* PROBLEM DETAILS
Your task is to copy the material exactly.

* EXTRACTED RECORDS
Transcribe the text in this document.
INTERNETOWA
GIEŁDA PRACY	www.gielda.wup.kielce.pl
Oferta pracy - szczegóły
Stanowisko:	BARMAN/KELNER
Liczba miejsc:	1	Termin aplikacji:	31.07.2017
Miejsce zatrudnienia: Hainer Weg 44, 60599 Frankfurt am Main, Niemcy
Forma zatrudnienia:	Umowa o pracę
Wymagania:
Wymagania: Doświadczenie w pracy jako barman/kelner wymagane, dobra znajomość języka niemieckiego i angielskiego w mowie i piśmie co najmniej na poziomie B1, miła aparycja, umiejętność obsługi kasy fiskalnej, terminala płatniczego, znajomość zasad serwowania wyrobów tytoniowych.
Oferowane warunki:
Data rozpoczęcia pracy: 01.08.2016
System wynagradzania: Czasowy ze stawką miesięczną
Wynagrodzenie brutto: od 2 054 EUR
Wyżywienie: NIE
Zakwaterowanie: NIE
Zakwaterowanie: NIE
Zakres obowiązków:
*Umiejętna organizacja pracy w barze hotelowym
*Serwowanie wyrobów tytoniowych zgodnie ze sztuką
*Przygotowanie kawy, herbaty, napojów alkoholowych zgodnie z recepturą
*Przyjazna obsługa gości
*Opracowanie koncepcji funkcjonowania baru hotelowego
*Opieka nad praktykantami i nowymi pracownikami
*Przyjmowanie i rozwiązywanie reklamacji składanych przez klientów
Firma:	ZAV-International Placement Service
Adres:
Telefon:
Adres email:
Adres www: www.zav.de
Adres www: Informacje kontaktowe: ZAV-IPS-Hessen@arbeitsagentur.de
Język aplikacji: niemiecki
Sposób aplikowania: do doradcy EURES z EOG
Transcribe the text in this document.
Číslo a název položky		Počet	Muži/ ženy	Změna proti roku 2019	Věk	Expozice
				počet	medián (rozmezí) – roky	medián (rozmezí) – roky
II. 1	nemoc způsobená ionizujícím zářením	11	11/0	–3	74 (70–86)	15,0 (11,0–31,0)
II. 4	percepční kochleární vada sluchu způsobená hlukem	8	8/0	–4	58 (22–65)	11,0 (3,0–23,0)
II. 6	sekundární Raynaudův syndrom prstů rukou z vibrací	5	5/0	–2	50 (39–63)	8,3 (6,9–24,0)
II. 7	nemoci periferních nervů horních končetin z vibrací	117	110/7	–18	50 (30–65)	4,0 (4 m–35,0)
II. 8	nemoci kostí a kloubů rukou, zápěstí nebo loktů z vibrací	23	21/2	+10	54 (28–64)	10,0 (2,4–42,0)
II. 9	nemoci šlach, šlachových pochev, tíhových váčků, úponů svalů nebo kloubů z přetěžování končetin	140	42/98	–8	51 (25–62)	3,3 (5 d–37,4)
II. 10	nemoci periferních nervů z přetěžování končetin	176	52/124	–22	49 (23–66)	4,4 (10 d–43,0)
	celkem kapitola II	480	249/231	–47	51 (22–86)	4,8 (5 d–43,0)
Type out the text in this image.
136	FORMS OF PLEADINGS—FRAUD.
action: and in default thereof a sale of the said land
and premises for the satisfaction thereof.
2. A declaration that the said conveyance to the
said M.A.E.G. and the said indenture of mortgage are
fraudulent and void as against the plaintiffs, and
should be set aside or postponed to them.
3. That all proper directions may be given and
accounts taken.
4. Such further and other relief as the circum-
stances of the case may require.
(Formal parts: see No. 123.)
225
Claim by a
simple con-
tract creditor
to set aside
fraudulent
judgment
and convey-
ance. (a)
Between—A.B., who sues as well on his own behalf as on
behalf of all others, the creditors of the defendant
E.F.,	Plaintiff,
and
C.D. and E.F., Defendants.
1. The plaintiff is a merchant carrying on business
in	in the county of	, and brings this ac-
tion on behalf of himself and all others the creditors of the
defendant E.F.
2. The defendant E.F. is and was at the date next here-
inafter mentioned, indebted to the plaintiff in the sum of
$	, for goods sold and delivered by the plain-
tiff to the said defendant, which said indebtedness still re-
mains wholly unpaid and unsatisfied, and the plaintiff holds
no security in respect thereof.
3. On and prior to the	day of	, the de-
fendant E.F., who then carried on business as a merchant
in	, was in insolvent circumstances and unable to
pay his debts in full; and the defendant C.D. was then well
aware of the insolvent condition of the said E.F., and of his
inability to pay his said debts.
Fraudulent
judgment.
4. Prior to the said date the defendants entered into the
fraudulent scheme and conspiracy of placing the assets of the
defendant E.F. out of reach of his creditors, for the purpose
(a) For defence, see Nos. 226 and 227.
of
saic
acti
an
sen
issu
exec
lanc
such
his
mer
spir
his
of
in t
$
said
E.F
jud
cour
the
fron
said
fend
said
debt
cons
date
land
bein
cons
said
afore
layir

* FULL OUTPUT
Transcribe the text in this document.
INTERNETOWA
GIEŁDA PRACY	www.gielda.wup.kielce.pl
Oferta pracy - szczegóły
Stanowisko:	BARMAN/KELNER
Liczba miejsc:	1	Termin aplikacji:	31.07.2017
Miejsce zatrudnienia: Hainer Weg 44, 60599 Frankfurt am Main, Niemcy
Forma zatrudnienia:	Umowa o pracę
Wymagania:
Wymagania: Doświadczenie w pracy jako barman/kelner wymagane, dobra znajomość języka niemieckiego i angielskiego w mowie i piśmie co najmniej na poziomie B1, miła aparycja, umiejętność obsługi kasy fiskalnej, terminala płatniczego, znajomość zasad serwowania wyrobów tytoniowych.
Oferowane warunki:
Data rozpoczęcia pracy: 01.08.2016
System wynagradzania: Czasowy ze stawką miesięczną
Wynagrodzenie brutto: od 2 054 EUR
Wyżywienie: NIE
Zakwaterowanie: NIE
Zakwaterowanie: NIE
Zakres obowiązków:
*Umiejętna organizacja pracy w barze hotelowym
*Serwowanie wyrobów tytoniowych zgodnie ze sztuką
*Przygotowanie kawy, herbaty, napojów alkoholowych zgodnie z recepturą
*Przyjazna obsługa gości
*Opracowanie koncepcji funkcjonowania baru hotelowego
*Opieka nad praktykantami i nowymi pracownikami
*Przyjmowanie i rozwiązywanie reklamacji składanych przez klientów
Firma:	ZAV-International Placement Service
Adres:
Telefon:
Adres email:
Adres www: www.zav.de
Adres www: Informacje kontaktowe: ZAV-IPS-Hessen@arbeitsagentur.de
Język aplikacji: niemiecki
Sposób aplikowania: do doradcy EURES z EOG
Transcribe the text in this document.
Číslo a název položky		Počet	Muži/ ženy	Změna proti roku 2019	Věk	Expozice
				počet	medián (rozmezí) – roky	medián (rozmezí) – roky
II. 1	nemoc způsobená ionizujícím zářením	11	11/0	–3	74 (70–86)	15,0 (11,0–31,0)
II. 4	percepční kochleární vada sluchu způsobená hlukem	8	8/0	–4	58 (22–65)	11,0 (3,0–23,0)
II. 6	sekundární Raynaudův syndrom prstů rukou z vibrací	5	5/0	–2	50 (39–63)	8,3 (6,9–24,0)
II. 7	nemoci periferních nervů horních končetin z vibrací	117	110/7	–18	50 (30–65)	4,0 (4 m–35,0)
II. 8	nemoci kostí a kloubů rukou, zápěstí nebo loktů z vibrací	23	21/2	+10	54 (28–64)	10,0 (2,4–42,0)
II. 9	nemoci šlach, šlachových pochev, tíhových váčků, úponů svalů nebo kloubů z přetěžování končetin	140	42/98	–8	51 (25–62)	3,3 (5 d–37,4)
II. 10	nemoci periferních nervů z přetěžování končetin	176	52/124	–22	49 (23–66)	4,4 (10 d–43,0)
	celkem kapitola II	480	249/231	–47	51 (22–86)	4,8 (5 d–43,0)
Type out the text in this image.
136	FORMS OF PLEADINGS—FRAUD.
action: and in default thereof a sale of the said land
and premises for the satisfaction thereof.
2. A declaration that the said conveyance to the
said M.A.E.G. and the said indenture of mortgage are
fraudulent and void as against the plaintiffs, and
should be set aside or postponed to them.
3. That all proper directions may be given and
accounts taken.
4. Such further and other relief as the circum-
stances of the case may require.
(Formal parts: see No. 123.)
225
Claim by a
simple con-
tract creditor
to set aside
fraudulent
judgment
and convey-
ance. (a)
Between—A.B., who sues as well on his own behalf as on
behalf of all others, the creditors of the defendant
E.F.,	Plaintiff,
and
C.D. and E.F., Defendants.
1. The plaintiff is a merchant carrying on business
in	in the county of	, and brings this ac-
tion on behalf of himself and all others the creditors of the
defendant E.F.
2. The defendant E.F. is and was at the date next here-
inafter mentioned, indebted to the plaintiff in the sum of
$	, for goods sold and delivered by the plain-
tiff to the said defendant, which said indebtedness still re-
mains wholly unpaid and unsatisfied, and the plaintiff holds
no security in respect thereof.
3. On and prior to the	day of	, the de-
fendant E.F., who then carried on business as a merchant
in	, was in insolvent circumstances and unable to
pay his debts in full; and the defendant C.D. was then well
aware of the insolvent condition of the said E.F., and of his
inability to pay his said debts.
Fraudulent
judgment.
4. Prior to the said date the defendants entered into the
fraudulent scheme and conspiracy of placing the assets of the
defendant E.F. out of reach of his creditors, for the purpose
(a) For defence, see Nos. 226 and 227.
of
saic
acti
an
sen
issu
exec
lanc
such
his
mer
spir
his
of
in t
$
said
E.F
jud
cour
the
fron
said
fend
said
debt
cons
date
land
bein
cons
said
afore
layir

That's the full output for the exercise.